ASSIGNMENT 1 - List the concepts that, according to the following essay on preparing a boy for college, the parent should teach the son.
ASSIGNMENT 2 - In the following essay on preparing a boy for college, for how many years had the parent driven the son to school before standing him at the new street corner?
ASSIGNMENT 3 - Write the next part of the following essay on preparing a boy for college, picking up after its final sentence.

EXCERPT -
□ □ □ □ □
How to Prepare a Boy for College: Part Two

9 years prior: When he asks why Betsy won't come out of the toilet paper tube for the 2nd day in a row, tell the truth. Dump your one good pair of pumps out of their protective box and hold your first backyard family funeral. Realize Fido is getting up in years. Buy a puppy. Purchase dozens of plastic boxes with lids to protect extensive, puppy-attracting Lego collection.

8 years prior: Fly by the seat of your pants when Fido dies. Have your husband come home early from work. Say goodbye to Fido and, for the first time, cry together as a family. Tell the quasi-truth — Fido will return in a cool ceramic jar after a trip to the Doggie Shrinking Machine.

7 Years Prior: Kiss the cut on your son's cheek and thank the boys who rescued him from the class bully at the annual school sockhop. Confront school principal over classroom bully who's chosen your future engineer, brainiac son as his main target. Let son see your anger and disappointment at principal's lack of action on his behalf. Teach son the concepts of self-preservation, patience and justice. Do not refrain from showing, only slightly restrained, expression of glee, when, 6 months later, class bully is expelled and sent to military boarding school.

6 Years Prior: Announce daddy has a new job three states away. Leave the only house and friends he's ever known, plus daily visits with Grandpa, to start all over midway through the school year. After driving him to school for 8 years, stand your son on his new street corner with other public school kids, who, judging by the look of the other Bus Stop Mommies, you assume and pray are not future ax murderers and who might also have an entire room in their house devoted to Legos.
□ □ □ □ □
INFORMATION SHOWN -
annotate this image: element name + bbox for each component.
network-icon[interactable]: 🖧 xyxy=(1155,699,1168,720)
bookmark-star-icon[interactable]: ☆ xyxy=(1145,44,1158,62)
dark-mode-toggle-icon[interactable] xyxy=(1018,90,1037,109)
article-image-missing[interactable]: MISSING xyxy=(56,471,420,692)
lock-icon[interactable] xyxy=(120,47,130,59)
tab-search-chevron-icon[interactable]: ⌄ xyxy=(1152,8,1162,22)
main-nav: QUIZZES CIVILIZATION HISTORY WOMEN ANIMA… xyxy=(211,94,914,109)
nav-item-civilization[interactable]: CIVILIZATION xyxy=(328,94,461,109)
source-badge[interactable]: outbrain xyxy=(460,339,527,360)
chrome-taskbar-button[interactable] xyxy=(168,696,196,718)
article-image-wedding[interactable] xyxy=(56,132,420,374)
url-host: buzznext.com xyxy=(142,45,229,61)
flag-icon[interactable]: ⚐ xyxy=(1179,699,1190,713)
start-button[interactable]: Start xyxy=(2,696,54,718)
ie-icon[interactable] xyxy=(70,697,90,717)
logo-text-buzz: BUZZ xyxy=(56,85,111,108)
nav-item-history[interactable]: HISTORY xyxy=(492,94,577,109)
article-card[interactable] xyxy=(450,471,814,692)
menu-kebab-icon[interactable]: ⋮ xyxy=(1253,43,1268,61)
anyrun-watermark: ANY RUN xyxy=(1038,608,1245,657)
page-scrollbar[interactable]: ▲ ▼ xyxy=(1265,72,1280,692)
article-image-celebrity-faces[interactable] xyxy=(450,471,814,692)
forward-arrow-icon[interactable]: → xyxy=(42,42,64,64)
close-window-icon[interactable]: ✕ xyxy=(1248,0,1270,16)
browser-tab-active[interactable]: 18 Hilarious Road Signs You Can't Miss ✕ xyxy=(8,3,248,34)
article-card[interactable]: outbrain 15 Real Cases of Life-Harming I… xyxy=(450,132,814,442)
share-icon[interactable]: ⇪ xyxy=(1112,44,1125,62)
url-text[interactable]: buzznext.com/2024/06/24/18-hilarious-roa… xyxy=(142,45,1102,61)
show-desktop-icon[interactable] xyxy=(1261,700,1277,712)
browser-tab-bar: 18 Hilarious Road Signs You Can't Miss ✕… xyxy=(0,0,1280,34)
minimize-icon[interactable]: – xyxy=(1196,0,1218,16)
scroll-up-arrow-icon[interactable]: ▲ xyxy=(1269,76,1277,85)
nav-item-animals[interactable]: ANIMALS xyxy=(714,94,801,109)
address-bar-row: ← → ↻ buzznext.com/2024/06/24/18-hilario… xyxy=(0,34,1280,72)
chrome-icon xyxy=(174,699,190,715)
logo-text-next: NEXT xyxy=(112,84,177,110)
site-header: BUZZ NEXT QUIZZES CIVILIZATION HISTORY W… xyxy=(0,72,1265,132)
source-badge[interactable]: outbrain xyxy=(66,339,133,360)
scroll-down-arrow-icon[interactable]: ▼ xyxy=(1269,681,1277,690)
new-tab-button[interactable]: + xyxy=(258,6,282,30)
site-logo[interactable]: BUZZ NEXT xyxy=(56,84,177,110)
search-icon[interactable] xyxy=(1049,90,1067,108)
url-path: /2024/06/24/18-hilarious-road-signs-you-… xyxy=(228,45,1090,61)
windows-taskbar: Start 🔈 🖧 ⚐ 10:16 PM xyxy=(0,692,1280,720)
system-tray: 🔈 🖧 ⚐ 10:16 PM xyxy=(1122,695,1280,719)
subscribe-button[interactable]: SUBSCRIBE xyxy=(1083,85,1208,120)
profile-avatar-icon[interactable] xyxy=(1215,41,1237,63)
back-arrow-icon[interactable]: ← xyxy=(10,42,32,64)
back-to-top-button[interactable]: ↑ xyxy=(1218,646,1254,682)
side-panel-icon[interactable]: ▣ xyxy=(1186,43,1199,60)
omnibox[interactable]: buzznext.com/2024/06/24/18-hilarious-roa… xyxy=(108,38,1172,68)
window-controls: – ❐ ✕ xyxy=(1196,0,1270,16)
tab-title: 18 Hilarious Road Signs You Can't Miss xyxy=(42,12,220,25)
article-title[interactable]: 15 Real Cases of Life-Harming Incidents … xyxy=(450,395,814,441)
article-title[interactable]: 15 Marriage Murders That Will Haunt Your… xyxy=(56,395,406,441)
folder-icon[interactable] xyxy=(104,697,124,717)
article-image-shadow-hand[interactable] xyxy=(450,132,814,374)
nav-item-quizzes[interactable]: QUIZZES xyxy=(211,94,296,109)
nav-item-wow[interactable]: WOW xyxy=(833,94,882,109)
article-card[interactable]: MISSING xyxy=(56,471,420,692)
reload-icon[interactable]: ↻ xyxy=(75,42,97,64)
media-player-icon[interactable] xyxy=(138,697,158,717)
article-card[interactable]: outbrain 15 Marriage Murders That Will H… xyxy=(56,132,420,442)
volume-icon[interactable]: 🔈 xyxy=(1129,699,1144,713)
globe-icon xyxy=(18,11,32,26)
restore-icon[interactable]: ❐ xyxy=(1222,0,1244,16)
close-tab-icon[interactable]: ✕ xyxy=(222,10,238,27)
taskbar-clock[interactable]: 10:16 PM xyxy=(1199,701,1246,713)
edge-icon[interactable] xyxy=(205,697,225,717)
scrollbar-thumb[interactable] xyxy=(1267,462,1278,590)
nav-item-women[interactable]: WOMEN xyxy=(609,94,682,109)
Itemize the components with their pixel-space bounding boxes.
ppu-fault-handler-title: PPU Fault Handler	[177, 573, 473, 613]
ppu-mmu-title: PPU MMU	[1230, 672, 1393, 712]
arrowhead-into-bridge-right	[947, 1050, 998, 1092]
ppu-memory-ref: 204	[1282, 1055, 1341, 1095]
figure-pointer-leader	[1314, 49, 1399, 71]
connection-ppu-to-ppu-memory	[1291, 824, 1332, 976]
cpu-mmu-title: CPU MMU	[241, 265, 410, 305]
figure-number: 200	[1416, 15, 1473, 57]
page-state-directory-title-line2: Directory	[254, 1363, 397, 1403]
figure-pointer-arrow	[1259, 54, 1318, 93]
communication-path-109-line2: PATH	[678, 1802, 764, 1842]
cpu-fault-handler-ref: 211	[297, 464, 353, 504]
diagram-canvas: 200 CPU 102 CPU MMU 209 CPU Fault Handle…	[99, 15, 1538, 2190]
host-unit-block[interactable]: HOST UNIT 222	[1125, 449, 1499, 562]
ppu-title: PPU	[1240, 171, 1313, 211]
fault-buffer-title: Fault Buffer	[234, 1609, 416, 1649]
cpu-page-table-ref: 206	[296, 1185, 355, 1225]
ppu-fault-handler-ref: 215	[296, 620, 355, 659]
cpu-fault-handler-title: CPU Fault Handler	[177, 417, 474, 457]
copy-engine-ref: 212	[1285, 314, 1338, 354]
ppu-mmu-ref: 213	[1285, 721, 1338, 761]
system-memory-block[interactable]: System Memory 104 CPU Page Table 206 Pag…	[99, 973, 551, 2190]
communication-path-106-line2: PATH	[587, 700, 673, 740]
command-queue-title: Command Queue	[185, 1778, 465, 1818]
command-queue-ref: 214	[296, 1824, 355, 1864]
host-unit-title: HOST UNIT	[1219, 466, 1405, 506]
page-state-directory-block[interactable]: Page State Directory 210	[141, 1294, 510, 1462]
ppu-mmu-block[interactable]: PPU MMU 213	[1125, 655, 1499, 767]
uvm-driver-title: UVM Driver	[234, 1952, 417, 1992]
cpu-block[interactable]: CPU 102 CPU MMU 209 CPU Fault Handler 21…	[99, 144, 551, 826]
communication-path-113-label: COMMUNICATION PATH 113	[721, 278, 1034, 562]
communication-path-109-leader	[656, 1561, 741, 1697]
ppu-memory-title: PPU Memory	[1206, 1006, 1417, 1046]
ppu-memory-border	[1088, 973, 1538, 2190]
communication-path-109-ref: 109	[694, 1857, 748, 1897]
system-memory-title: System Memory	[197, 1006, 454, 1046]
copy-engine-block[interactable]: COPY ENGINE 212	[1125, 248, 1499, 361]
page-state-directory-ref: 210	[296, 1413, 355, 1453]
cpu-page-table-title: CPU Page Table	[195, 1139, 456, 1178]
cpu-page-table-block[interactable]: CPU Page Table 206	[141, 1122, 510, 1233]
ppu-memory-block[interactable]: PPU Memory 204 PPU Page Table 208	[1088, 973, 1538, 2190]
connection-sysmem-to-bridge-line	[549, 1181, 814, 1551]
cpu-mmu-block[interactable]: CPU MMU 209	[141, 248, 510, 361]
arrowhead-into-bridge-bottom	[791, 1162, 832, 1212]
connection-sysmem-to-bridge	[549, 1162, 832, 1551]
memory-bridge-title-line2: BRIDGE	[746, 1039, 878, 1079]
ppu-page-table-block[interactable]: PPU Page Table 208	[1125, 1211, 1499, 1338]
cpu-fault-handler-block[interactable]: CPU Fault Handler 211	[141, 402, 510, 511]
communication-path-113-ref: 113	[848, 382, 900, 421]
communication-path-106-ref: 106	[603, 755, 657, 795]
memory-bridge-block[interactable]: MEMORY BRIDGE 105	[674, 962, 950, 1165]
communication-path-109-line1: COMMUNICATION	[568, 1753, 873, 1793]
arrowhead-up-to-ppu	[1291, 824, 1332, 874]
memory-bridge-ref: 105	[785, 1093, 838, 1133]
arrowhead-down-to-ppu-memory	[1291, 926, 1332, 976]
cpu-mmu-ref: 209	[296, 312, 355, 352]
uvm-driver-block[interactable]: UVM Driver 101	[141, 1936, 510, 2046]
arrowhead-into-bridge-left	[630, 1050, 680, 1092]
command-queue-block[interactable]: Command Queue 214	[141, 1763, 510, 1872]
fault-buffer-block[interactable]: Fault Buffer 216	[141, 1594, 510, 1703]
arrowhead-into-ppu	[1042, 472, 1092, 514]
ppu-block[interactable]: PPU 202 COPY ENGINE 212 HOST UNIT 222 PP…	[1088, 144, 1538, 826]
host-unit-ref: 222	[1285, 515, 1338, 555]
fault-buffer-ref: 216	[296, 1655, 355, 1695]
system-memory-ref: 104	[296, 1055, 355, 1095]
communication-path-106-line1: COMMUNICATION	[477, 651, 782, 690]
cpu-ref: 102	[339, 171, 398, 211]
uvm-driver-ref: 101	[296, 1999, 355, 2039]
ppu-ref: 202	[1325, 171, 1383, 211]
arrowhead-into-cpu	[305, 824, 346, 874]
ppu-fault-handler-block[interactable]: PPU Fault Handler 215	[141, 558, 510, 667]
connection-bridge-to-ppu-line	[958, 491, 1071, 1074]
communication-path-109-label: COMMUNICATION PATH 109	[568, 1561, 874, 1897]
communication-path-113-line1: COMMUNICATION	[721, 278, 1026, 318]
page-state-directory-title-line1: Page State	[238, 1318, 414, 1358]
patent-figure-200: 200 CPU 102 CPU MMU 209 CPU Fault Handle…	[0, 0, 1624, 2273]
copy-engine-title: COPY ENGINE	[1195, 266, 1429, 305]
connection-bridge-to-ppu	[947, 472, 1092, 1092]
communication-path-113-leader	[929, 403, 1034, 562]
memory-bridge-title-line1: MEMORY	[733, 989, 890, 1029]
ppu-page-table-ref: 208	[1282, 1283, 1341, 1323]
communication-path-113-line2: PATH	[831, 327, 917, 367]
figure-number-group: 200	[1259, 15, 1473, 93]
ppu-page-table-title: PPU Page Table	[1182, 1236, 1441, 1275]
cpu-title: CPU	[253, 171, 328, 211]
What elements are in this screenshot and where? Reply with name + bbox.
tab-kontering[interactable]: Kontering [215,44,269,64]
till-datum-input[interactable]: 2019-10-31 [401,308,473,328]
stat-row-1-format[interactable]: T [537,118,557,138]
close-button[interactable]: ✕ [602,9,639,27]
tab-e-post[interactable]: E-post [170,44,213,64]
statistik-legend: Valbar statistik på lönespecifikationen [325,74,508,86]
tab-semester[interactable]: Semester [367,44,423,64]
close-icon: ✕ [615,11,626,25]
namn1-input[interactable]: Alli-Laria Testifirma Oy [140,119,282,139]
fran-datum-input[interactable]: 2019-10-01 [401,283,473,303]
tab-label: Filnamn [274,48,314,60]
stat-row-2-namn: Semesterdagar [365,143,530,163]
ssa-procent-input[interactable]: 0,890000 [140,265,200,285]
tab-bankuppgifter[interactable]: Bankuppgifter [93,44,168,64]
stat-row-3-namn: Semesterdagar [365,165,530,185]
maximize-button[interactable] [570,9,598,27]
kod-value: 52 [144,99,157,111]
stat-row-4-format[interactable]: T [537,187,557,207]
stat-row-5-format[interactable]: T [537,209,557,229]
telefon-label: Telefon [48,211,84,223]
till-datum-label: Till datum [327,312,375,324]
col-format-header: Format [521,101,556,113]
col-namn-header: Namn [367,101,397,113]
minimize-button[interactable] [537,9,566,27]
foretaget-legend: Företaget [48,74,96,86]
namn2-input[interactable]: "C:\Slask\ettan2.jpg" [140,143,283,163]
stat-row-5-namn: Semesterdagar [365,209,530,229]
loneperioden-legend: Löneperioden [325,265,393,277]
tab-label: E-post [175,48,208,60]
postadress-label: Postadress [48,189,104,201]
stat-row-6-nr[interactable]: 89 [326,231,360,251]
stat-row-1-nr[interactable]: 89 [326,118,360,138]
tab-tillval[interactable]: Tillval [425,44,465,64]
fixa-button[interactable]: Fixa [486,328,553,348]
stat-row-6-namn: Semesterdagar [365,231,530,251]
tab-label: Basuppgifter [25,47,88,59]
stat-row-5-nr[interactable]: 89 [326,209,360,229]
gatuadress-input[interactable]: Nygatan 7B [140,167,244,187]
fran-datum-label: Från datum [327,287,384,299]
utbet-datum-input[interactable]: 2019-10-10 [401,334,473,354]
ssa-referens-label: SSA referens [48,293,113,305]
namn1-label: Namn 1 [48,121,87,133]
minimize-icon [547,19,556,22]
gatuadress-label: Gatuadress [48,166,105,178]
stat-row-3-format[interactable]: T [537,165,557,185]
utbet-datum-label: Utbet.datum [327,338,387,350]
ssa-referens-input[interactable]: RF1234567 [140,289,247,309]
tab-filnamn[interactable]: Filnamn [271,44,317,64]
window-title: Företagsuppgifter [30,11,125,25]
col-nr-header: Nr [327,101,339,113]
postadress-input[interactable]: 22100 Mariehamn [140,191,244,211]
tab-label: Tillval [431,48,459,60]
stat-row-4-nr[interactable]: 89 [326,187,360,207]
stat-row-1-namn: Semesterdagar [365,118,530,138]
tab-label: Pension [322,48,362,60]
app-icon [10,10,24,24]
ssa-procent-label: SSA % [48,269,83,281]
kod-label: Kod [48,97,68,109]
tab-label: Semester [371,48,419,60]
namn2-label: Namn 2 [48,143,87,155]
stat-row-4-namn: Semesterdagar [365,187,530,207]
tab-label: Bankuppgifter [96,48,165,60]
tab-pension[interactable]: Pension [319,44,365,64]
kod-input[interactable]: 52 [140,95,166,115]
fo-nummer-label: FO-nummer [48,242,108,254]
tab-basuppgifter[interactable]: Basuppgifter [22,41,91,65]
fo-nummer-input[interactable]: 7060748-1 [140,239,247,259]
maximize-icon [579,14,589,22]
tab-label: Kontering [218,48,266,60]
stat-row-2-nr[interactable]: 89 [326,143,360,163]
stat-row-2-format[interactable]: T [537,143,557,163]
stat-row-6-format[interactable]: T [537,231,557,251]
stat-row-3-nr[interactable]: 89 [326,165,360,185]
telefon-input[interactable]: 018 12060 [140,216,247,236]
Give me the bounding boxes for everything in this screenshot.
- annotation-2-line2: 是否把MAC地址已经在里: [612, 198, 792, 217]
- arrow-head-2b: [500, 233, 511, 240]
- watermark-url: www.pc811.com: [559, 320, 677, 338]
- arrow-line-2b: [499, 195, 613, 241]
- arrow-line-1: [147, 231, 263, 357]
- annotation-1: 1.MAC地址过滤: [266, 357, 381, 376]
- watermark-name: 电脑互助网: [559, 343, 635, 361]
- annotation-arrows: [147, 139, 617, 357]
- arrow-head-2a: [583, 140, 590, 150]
□ □ □ □ □
ANSWER SECTION 1 - Self-preservation, patience, justice

ANSWER SECTION 2 - 8 years

ANSWER SECTION 3 -
5 Years Prior: Learn how to speak to a Middle School Boy. Celebrate, then later curse the day he announced he likes girls. Continue to support his Lego Habit.

4 Years Prior: Spend 4 hours in tears studying high school course offerings and one hour on phone with gracious 8th grade teacher who walks you through this new, overwhelming world.

3 Years Prior: Survive obtaining his Learner's Permit. Survive him driving you through empty parking lots and intersections. Smile when he announces he's going over to Nick's "to play Legos."

2 Years Prior: Weep when your son fails his driver's license road test. Weep when he passes. Convert dining room into practice grounds for school engineering club. Learn to fix dinner while motorized Lego robots chase the dog through the kitchen. Talk about colleges. Nag son to study for SAT and ACT. Hand him Visa card for test fees.

1 Year Prior: Visit colleges. Buy bigger mailbox to handle influx of recruitment materials. Spend four days in tears helping son fill out applications. Hand him Visa card for application fees. Celebrate his acceptance to his favorite university. Smile when he declares his major in Biomedical Engineering.